=== Required task 1 ===
Decide whether each statement below agrees with the derivative solution: (a) the solution finds the derivative of y with respect to θ; (b) the solution relies on a logarithmic property; (c) the solution never simplifies its result. Give yes or no for each, along with the deciding words of the text in quotation marks.

Answer
$$\frac{{dy}}{{d\theta }} = \frac{1}{{1 + {e^\theta }}}$$
Work Step by Step
$$\eqalign{
& y = \ln \left( {\frac{{{e^\theta }}}{{1 + {e^\theta }}}} \right) \cr
& {\text{using the logarithmic property ln}}\left( {\frac{a}{b}} \right) = \ln a - \ln b \cr
& y = \ln \left( {{e^\theta }} \right) - \ln \left( {1 + {e^\theta }} \right) \cr
& {\text{Find the derivative of }}y{\text{ with respect to }}\theta \cr
& \frac{{dy}}{{d\theta }} = \frac{d}{{d\theta }}\left[ {\ln \left( {{e^\theta }} \right)} \right] - \frac{d}{{d\theta }}\left[ {\ln \left( {1 + {e^\theta }} \right)} \right] \cr
& {\text{where }}\ln {e^\theta } = \theta \cr
& \frac{{dy}}{{d\theta }} = \frac{d}{{d\theta }}\left[ \theta \right] - \frac{d}{{d\theta }}\left[ {\ln \left( {1 + {e^\theta }} \right)} \right] \cr
& {\text{use the rule }}\frac{d}{{d\theta }}\left[ {\ln u} \right] = \frac{1}{u}\frac{{du}}{{d\theta }}.{\text{ then}} \cr
& \frac{{dy}}{{d\theta }} = \frac{d}{{d\theta }}\left[ \theta \right] - \frac{1}{{1 + {e^\theta }}}\frac{d}{{d\theta }}\left[ {{e^\theta }} \right] \cr
& \frac{{dy}}{{d\theta }} = 1 - \frac{1}{{1 + {e^\theta }}}\left( {{e^\theta }} \right) \cr
& {\text{simplifying}} \cr
& \frac{{dy}}{{d\theta }} = 1 - \frac{{{e^\theta }}}{{1 + {e^\theta }}} \cr
& \frac{{dy}}{{d\theta }} = \frac{{1 + {e^\theta } - {e^\theta }}}{{1 + {e^\theta }}} \cr
& \frac{{dy}}{{d\theta }} = \frac{1}{{1 + {e^\theta }}} \cr} $$

Layout records:
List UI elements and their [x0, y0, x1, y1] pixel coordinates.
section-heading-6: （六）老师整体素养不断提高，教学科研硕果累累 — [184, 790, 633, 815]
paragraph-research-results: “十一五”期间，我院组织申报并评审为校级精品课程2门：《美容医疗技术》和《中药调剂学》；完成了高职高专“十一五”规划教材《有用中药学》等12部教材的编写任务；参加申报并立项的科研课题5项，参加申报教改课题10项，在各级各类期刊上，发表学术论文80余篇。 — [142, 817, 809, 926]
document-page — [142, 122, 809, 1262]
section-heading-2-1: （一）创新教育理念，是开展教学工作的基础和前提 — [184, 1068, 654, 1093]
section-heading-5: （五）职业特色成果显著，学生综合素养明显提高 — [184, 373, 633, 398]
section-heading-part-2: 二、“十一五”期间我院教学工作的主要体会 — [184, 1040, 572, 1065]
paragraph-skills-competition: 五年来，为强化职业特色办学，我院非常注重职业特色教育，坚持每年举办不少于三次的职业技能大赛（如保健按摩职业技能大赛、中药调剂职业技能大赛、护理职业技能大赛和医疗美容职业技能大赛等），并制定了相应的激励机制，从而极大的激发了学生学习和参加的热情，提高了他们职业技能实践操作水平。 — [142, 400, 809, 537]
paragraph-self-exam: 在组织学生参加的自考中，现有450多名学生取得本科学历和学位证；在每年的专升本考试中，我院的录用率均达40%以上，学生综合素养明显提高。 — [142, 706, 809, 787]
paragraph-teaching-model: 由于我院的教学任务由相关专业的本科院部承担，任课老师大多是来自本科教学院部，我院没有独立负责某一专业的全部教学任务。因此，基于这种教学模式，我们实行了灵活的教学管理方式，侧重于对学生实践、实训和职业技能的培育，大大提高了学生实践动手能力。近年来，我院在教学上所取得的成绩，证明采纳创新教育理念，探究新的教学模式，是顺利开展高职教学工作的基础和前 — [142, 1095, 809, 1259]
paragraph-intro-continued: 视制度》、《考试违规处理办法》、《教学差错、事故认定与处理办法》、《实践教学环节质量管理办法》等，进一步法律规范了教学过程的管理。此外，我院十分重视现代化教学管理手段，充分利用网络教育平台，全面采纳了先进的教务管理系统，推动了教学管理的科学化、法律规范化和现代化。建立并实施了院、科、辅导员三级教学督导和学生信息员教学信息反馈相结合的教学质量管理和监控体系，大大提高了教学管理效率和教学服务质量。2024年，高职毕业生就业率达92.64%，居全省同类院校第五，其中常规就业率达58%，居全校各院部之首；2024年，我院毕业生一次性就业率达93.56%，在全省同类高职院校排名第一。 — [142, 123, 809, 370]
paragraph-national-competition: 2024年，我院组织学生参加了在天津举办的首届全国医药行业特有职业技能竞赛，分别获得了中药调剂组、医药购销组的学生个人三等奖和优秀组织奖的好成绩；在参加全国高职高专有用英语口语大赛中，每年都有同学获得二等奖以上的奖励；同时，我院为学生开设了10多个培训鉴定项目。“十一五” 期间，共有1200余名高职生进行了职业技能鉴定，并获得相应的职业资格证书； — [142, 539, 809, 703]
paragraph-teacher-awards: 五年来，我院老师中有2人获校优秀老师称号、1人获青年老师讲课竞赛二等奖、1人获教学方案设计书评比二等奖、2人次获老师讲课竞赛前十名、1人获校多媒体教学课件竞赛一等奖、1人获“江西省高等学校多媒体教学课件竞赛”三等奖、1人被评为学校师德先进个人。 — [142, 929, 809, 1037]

=== Required task 2 ===
Extract the lines of the layout rows verbatim, starting with the first line of the rows and going on through the line that contains "document-page — [142, 122, 809, 1262]", including both of those lines.

=== Output 1 ===
(a) Yes: "Find the derivative of"
(b) Yes: "using the logarithmic property ln"
(c) No: "simplifying"

=== Output 2 ===
List UI elements and their [x0, y0, x1, y1] pixel coordinates.
section-heading-6: （六）老师整体素养不断提高，教学科研硕果累累 — [184, 790, 633, 815]
paragraph-research-results: “十一五”期间，我院组织申报并评审为校级精品课程2门：《美容医疗技术》和《中药调剂学》；完成了高职高专“十一五”规划教材《有用中药学》等12部教材的编写任务；参加申报并立项的科研课题5项，参加申报教改课题10项，在各级各类期刊上，发表学术论文80余篇。 — [142, 817, 809, 926]
document-page — [142, 122, 809, 1262]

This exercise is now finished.